(INPUT RECORDS):
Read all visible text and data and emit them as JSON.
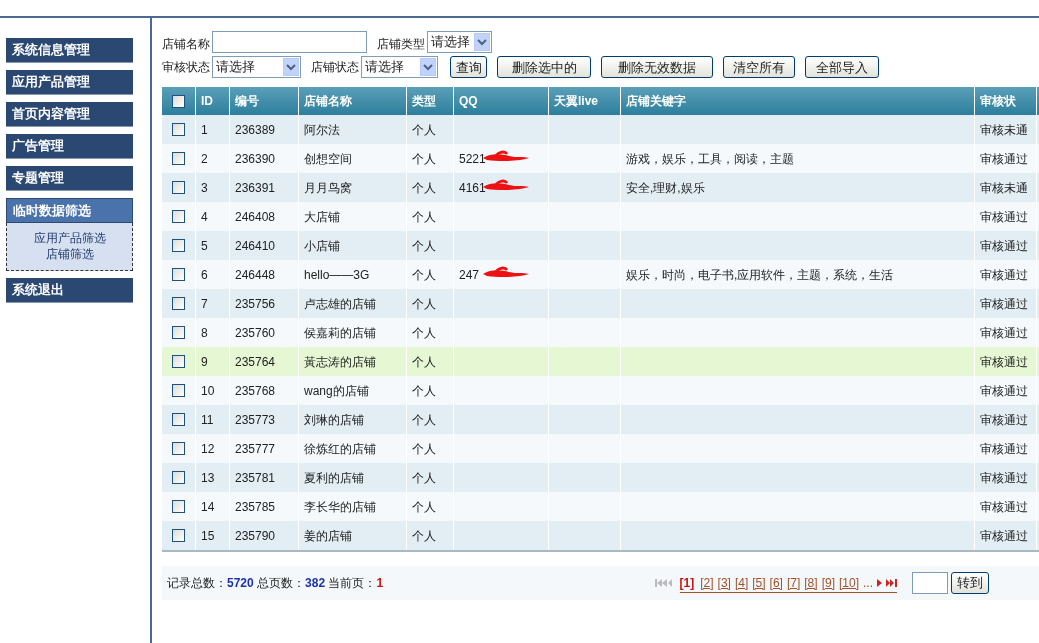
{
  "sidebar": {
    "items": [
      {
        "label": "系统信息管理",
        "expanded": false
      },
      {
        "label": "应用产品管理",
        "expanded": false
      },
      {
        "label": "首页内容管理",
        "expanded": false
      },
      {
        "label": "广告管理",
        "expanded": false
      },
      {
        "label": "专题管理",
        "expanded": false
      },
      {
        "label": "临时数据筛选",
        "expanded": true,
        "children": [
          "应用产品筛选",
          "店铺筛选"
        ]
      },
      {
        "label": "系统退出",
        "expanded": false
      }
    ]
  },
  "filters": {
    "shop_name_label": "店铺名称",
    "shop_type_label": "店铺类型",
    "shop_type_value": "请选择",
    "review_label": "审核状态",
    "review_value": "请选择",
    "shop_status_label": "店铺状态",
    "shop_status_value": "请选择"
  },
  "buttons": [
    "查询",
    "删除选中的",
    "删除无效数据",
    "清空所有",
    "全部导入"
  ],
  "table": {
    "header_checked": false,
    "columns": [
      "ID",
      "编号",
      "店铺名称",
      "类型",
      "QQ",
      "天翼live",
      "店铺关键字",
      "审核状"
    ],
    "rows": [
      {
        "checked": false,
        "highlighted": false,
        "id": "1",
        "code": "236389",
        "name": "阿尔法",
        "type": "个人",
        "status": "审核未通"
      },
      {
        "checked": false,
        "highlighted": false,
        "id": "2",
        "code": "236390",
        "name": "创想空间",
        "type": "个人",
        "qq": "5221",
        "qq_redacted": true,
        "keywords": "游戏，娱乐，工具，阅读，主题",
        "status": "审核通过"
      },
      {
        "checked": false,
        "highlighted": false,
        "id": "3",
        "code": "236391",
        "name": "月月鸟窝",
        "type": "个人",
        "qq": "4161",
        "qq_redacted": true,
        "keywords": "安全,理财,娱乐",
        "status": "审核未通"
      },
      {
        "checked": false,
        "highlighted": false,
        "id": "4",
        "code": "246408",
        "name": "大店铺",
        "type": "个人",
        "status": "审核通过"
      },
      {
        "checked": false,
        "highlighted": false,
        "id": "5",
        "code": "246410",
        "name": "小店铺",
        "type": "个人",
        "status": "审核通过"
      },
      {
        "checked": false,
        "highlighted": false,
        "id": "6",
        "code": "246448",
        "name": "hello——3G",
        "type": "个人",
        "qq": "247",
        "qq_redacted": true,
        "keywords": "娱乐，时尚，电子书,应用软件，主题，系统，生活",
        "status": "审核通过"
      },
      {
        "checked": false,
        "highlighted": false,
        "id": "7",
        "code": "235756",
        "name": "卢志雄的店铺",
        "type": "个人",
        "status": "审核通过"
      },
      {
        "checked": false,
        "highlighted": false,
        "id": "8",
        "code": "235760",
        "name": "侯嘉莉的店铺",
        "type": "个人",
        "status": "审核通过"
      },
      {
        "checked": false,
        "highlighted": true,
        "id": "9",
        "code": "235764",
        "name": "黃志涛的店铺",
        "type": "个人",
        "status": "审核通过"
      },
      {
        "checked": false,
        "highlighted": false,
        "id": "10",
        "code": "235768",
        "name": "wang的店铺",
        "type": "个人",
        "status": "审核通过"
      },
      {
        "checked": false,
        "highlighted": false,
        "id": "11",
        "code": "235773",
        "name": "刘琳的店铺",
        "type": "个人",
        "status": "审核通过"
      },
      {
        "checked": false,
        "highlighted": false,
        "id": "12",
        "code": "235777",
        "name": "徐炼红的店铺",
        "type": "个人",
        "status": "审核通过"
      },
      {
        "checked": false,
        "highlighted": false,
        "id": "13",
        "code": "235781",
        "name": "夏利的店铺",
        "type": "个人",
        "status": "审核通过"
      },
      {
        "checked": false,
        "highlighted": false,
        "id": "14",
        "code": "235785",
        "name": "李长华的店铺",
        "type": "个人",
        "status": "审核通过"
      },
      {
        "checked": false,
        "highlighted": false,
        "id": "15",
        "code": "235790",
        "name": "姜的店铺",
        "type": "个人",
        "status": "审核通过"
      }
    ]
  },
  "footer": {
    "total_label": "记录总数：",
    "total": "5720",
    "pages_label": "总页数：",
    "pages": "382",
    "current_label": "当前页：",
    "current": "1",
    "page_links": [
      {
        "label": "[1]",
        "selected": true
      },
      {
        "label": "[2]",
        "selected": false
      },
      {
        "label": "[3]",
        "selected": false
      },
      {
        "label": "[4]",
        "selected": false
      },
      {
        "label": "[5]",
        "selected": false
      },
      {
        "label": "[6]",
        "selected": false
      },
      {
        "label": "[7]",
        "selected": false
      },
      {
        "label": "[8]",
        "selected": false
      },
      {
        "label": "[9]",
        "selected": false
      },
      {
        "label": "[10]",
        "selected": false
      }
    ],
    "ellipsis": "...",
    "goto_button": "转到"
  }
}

(WORK TO BE COMPLETED):
Return the entries unchanged, save for the pictures, which do not belong in the copy.

(TASK SOLUTION):
Read all visible text and data and emit them as JSON.
{
  "sidebar": {
    "items": [
      {
        "label": "系统信息管理",
        "expanded": false
      },
      {
        "label": "应用产品管理",
        "expanded": false
      },
      {
        "label": "首页内容管理",
        "expanded": false
      },
      {
        "label": "广告管理",
        "expanded": false
      },
      {
        "label": "专题管理",
        "expanded": false
      },
      {
        "label": "临时数据筛选",
        "expanded": true,
        "children": [
          "应用产品筛选",
          "店铺筛选"
        ]
      },
      {
        "label": "系统退出",
        "expanded": false
      }
    ]
  },
  "filters": {
    "shop_name_label": "店铺名称",
    "shop_type_label": "店铺类型",
    "shop_type_value": "请选择",
    "review_label": "审核状态",
    "review_value": "请选择",
    "shop_status_label": "店铺状态",
    "shop_status_value": "请选择"
  },
  "buttons": [
    "查询",
    "删除选中的",
    "删除无效数据",
    "清空所有",
    "全部导入"
  ],
  "table": {
    "header_checked": false,
    "columns": [
      "ID",
      "编号",
      "店铺名称",
      "类型",
      "QQ",
      "天翼live",
      "店铺关键字",
      "审核状"
    ],
    "rows": [
      {
        "checked": false,
        "highlighted": false,
        "id": "1",
        "code": "236389",
        "name": "阿尔法",
        "type": "个人",
        "status": "审核未通"
      },
      {
        "checked": false,
        "highlighted": false,
        "id": "2",
        "code": "236390",
        "name": "创想空间",
        "type": "个人",
        "qq": "5221",
        "qq_redacted": true,
        "keywords": "游戏，娱乐，工具，阅读，主题",
        "status": "审核通过"
      },
      {
        "checked": false,
        "highlighted": false,
        "id": "3",
        "code": "236391",
        "name": "月月鸟窝",
        "type": "个人",
        "qq": "4161",
        "qq_redacted": true,
        "keywords": "安全,理财,娱乐",
        "status": "审核未通"
      },
      {
        "checked": false,
        "highlighted": false,
        "id": "4",
        "code": "246408",
        "name": "大店铺",
        "type": "个人",
        "status": "审核通过"
      },
      {
        "checked": false,
        "highlighted": false,
        "id": "5",
        "code": "246410",
        "name": "小店铺",
        "type": "个人",
        "status": "审核通过"
      },
      {
        "checked": false,
        "highlighted": false,
        "id": "6",
        "code": "246448",
        "name": "hello——3G",
        "type": "个人",
        "qq": "247",
        "qq_redacted": true,
        "keywords": "娱乐，时尚，电子书,应用软件，主题，系统，生活",
        "status": "审核通过"
      },
      {
        "checked": false,
        "highlighted": false,
        "id": "7",
        "code": "235756",
        "name": "卢志雄的店铺",
        "type": "个人",
        "status": "审核通过"
      },
      {
        "checked": false,
        "highlighted": false,
        "id": "8",
        "code": "235760",
        "name": "侯嘉莉的店铺",
        "type": "个人",
        "status": "审核通过"
      },
      {
        "checked": false,
        "highlighted": true,
        "id": "9",
        "code": "235764",
        "name": "黃志涛的店铺",
        "type": "个人",
        "status": "审核通过"
      },
      {
        "checked": false,
        "highlighted": false,
        "id": "10",
        "code": "235768",
        "name": "wang的店铺",
        "type": "个人",
        "status": "审核通过"
      },
      {
        "checked": false,
        "highlighted": false,
        "id": "11",
        "code": "235773",
        "name": "刘琳的店铺",
        "type": "个人",
        "status": "审核通过"
      },
      {
        "checked": false,
        "highlighted": false,
        "id": "12",
        "code": "235777",
        "name": "徐炼红的店铺",
        "type": "个人",
        "status": "审核通过"
      },
      {
        "checked": false,
        "highlighted": false,
        "id": "13",
        "code": "235781",
        "name": "夏利的店铺",
        "type": "个人",
        "status": "审核通过"
      },
      {
        "checked": false,
        "highlighted": false,
        "id": "14",
        "code": "235785",
        "name": "李长华的店铺",
        "type": "个人",
        "status": "审核通过"
      },
      {
        "checked": false,
        "highlighted": false,
        "id": "15",
        "code": "235790",
        "name": "姜的店铺",
        "type": "个人",
        "status": "审核通过"
      }
    ]
  },
  "footer": {
    "total_label": "记录总数：",
    "total": "5720",
    "pages_label": "总页数：",
    "pages": "382",
    "current_label": "当前页：",
    "current": "1",
    "page_links": [
      {
        "label": "[1]",
        "selected": true
      },
      {
        "label": "[2]",
        "selected": false
      },
      {
        "label": "[3]",
        "selected": false
      },
      {
        "label": "[4]",
        "selected": false
      },
      {
        "label": "[5]",
        "selected": false
      },
      {
        "label": "[6]",
        "selected": false
      },
      {
        "label": "[7]",
        "selected": false
      },
      {
        "label": "[8]",
        "selected": false
      },
      {
        "label": "[9]",
        "selected": false
      },
      {
        "label": "[10]",
        "selected": false
      }
    ],
    "ellipsis": "...",
    "goto_button": "转到"
  }
}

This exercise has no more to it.